◆ Task description
Write out the entries again exactly as they are given.

◆ Dataset entries
◇ ◇ ◇ ◇ ◇

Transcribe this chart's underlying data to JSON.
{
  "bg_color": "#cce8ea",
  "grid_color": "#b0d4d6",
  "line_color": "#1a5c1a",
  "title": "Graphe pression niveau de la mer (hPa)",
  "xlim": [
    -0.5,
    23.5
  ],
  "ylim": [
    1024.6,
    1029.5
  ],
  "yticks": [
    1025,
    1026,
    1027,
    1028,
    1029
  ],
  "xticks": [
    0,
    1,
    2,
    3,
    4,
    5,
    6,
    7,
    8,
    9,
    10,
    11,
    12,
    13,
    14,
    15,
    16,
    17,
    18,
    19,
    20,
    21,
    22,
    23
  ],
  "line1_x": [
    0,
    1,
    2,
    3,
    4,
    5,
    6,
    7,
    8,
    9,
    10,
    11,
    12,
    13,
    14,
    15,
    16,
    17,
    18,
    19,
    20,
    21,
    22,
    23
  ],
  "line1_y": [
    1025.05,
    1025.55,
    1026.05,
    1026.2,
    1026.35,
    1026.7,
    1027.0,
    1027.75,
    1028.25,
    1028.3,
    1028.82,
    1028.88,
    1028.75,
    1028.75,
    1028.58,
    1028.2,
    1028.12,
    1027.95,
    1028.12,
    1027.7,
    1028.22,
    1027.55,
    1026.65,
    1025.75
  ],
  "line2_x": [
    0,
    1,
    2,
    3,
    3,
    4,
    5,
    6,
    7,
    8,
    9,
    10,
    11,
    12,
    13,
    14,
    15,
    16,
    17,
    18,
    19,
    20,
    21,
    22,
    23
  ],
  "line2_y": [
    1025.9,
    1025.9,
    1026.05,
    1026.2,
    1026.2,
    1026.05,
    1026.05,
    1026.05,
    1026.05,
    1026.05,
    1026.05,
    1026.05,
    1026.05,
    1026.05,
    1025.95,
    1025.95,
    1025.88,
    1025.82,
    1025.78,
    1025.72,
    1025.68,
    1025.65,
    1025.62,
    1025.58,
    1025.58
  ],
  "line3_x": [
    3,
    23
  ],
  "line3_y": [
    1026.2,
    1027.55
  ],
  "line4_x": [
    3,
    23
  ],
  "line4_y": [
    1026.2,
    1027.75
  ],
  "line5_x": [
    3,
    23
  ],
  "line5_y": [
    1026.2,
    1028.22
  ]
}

◇ ◇ ◇ ◇ ◇

◆ Result for this task
Transcribe this chart's underlying data to JSON.
{
  "bg_color": "#cce8ea",
  "grid_color": "#b0d4d6",
  "line_color": "#1a5c1a",
  "title": "Graphe pression niveau de la mer (hPa)",
  "xlim": [
    -0.5,
    23.5
  ],
  "ylim": [
    1024.6,
    1029.5
  ],
  "yticks": [
    1025,
    1026,
    1027,
    1028,
    1029
  ],
  "xticks": [
    0,
    1,
    2,
    3,
    4,
    5,
    6,
    7,
    8,
    9,
    10,
    11,
    12,
    13,
    14,
    15,
    16,
    17,
    18,
    19,
    20,
    21,
    22,
    23
  ],
  "line1_x": [
    0,
    1,
    2,
    3,
    4,
    5,
    6,
    7,
    8,
    9,
    10,
    11,
    12,
    13,
    14,
    15,
    16,
    17,
    18,
    19,
    20,
    21,
    22,
    23
  ],
  "line1_y": [
    1025.05,
    1025.55,
    1026.05,
    1026.2,
    1026.35,
    1026.7,
    1027.0,
    1027.75,
    1028.25,
    1028.3,
    1028.82,
    1028.88,
    1028.75,
    1028.75,
    1028.58,
    1028.2,
    1028.12,
    1027.95,
    1028.12,
    1027.7,
    1028.22,
    1027.55,
    1026.65,
    1025.75
  ],
  "line2_x": [
    0,
    1,
    2,
    3,
    3,
    4,
    5,
    6,
    7,
    8,
    9,
    10,
    11,
    12,
    13,
    14,
    15,
    16,
    17,
    18,
    19,
    20,
    21,
    22,
    23
  ],
  "line2_y": [
    1025.9,
    1025.9,
    1026.05,
    1026.2,
    1026.2,
    1026.05,
    1026.05,
    1026.05,
    1026.05,
    1026.05,
    1026.05,
    1026.05,
    1026.05,
    1026.05,
    1025.95,
    1025.95,
    1025.88,
    1025.82,
    1025.78,
    1025.72,
    1025.68,
    1025.65,
    1025.62,
    1025.58,
    1025.58
  ],
  "line3_x": [
    3,
    23
  ],
  "line3_y": [
    1026.2,
    1027.55
  ],
  "line4_x": [
    3,
    23
  ],
  "line4_y": [
    1026.2,
    1027.75
  ],
  "line5_x": [
    3,
    23
  ],
  "line5_y": [
    1026.2,
    1028.22
  ]
}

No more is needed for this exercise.